Exercise description. Your task is to print the material below exactly as presented.

Data excerpts.
━━━

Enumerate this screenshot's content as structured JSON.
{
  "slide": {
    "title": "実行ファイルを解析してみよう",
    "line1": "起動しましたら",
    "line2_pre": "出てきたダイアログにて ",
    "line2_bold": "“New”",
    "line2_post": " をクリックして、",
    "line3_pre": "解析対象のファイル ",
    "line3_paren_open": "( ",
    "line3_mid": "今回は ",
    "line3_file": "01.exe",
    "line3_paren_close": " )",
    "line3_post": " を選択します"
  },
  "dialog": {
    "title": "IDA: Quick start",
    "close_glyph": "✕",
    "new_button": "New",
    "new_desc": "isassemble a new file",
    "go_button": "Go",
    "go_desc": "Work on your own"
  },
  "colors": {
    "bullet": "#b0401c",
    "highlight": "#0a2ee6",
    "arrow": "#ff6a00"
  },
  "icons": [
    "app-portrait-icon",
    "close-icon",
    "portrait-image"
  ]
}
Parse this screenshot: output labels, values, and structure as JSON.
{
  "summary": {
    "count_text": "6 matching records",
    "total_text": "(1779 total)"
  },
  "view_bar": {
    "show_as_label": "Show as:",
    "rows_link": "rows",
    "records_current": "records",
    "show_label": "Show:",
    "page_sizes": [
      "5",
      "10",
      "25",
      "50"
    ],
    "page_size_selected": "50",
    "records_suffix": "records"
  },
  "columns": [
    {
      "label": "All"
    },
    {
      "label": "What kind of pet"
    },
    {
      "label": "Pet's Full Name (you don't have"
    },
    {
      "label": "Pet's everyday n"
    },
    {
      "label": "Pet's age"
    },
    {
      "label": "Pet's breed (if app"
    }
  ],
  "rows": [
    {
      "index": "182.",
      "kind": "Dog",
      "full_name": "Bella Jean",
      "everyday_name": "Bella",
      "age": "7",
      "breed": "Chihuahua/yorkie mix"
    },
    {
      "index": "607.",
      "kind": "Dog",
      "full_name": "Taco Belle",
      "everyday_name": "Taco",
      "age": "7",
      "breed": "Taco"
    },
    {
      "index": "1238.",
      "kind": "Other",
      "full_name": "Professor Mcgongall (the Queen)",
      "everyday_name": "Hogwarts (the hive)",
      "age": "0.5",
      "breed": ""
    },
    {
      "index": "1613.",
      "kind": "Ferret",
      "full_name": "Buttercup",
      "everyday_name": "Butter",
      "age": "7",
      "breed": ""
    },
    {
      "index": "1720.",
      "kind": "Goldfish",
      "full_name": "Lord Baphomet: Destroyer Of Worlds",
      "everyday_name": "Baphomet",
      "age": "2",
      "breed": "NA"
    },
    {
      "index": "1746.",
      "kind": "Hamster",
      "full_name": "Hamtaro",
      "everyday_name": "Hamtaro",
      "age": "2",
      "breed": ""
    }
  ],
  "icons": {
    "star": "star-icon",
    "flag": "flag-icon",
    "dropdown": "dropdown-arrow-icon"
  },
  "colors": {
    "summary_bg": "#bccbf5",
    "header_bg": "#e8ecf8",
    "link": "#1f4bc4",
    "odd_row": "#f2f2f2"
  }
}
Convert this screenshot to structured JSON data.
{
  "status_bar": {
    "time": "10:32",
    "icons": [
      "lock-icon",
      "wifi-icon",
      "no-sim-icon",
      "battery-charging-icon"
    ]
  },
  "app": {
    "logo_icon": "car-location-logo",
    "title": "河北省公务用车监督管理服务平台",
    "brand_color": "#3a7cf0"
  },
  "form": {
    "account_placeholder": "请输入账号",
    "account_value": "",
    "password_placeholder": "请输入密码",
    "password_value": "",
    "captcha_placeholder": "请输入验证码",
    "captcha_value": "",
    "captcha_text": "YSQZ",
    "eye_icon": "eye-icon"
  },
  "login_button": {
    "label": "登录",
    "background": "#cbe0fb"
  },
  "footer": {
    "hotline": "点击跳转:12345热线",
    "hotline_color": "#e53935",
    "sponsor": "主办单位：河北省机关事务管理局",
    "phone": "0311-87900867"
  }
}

━━━

Final result.
Enumerate this screenshot's content as structured JSON.
{
  "slide": {
    "title": "実行ファイルを解析してみよう",
    "line1": "起動しましたら",
    "line2_pre": "出てきたダイアログにて ",
    "line2_bold": "“New”",
    "line2_post": " をクリックして、",
    "line3_pre": "解析対象のファイル ",
    "line3_paren_open": "( ",
    "line3_mid": "今回は ",
    "line3_file": "01.exe",
    "line3_paren_close": " )",
    "line3_post": " を選択します"
  },
  "dialog": {
    "title": "IDA: Quick start",
    "close_glyph": "✕",
    "new_button": "New",
    "new_desc": "isassemble a new file",
    "go_button": "Go",
    "go_desc": "Work on your own"
  },
  "colors": {
    "bullet": "#b0401c",
    "highlight": "#0a2ee6",
    "arrow": "#ff6a00"
  },
  "icons": [
    "app-portrait-icon",
    "close-icon",
    "portrait-image"
  ]
}
Parse this screenshot: output labels, values, and structure as JSON.
{
  "summary": {
    "count_text": "6 matching records",
    "total_text": "(1779 total)"
  },
  "view_bar": {
    "show_as_label": "Show as:",
    "rows_link": "rows",
    "records_current": "records",
    "show_label": "Show:",
    "page_sizes": [
      "5",
      "10",
      "25",
      "50"
    ],
    "page_size_selected": "50",
    "records_suffix": "records"
  },
  "columns": [
    {
      "label": "All"
    },
    {
      "label": "What kind of pet"
    },
    {
      "label": "Pet's Full Name (you don't have"
    },
    {
      "label": "Pet's everyday n"
    },
    {
      "label": "Pet's age"
    },
    {
      "label": "Pet's breed (if app"
    }
  ],
  "rows": [
    {
      "index": "182.",
      "kind": "Dog",
      "full_name": "Bella Jean",
      "everyday_name": "Bella",
      "age": "7",
      "breed": "Chihuahua/yorkie mix"
    },
    {
      "index": "607.",
      "kind": "Dog",
      "full_name": "Taco Belle",
      "everyday_name": "Taco",
      "age": "7",
      "breed": "Taco"
    },
    {
      "index": "1238.",
      "kind": "Other",
      "full_name": "Professor Mcgongall (the Queen)",
      "everyday_name": "Hogwarts (the hive)",
      "age": "0.5",
      "breed": ""
    },
    {
      "index": "1613.",
      "kind": "Ferret",
      "full_name": "Buttercup",
      "everyday_name": "Butter",
      "age": "7",
      "breed": ""
    },
    {
      "index": "1720.",
      "kind": "Goldfish",
      "full_name": "Lord Baphomet: Destroyer Of Worlds",
      "everyday_name": "Baphomet",
      "age": "2",
      "breed": "NA"
    },
    {
      "index": "1746.",
      "kind": "Hamster",
      "full_name": "Hamtaro",
      "everyday_name": "Hamtaro",
      "age": "2",
      "breed": ""
    }
  ],
  "icons": {
    "star": "star-icon",
    "flag": "flag-icon",
    "dropdown": "dropdown-arrow-icon"
  },
  "colors": {
    "summary_bg": "#bccbf5",
    "header_bg": "#e8ecf8",
    "link": "#1f4bc4",
    "odd_row": "#f2f2f2"
  }
}
Convert this screenshot to structured JSON data.
{
  "status_bar": {
    "time": "10:32",
    "icons": [
      "lock-icon",
      "wifi-icon",
      "no-sim-icon",
      "battery-charging-icon"
    ]
  },
  "app": {
    "logo_icon": "car-location-logo",
    "title": "河北省公务用车监督管理服务平台",
    "brand_color": "#3a7cf0"
  },
  "form": {
    "account_placeholder": "请输入账号",
    "account_value": "",
    "password_placeholder": "请输入密码",
    "password_value": "",
    "captcha_placeholder": "请输入验证码",
    "captcha_value": "",
    "captcha_text": "YSQZ",
    "eye_icon": "eye-icon"
  },
  "login_button": {
    "label": "登录",
    "background": "#cbe0fb"
  },
  "footer": {
    "hotline": "点击跳转:12345热线",
    "hotline_color": "#e53935",
    "sponsor": "主办单位：河北省机关事务管理局",
    "phone": "0311-87900867"
  }
}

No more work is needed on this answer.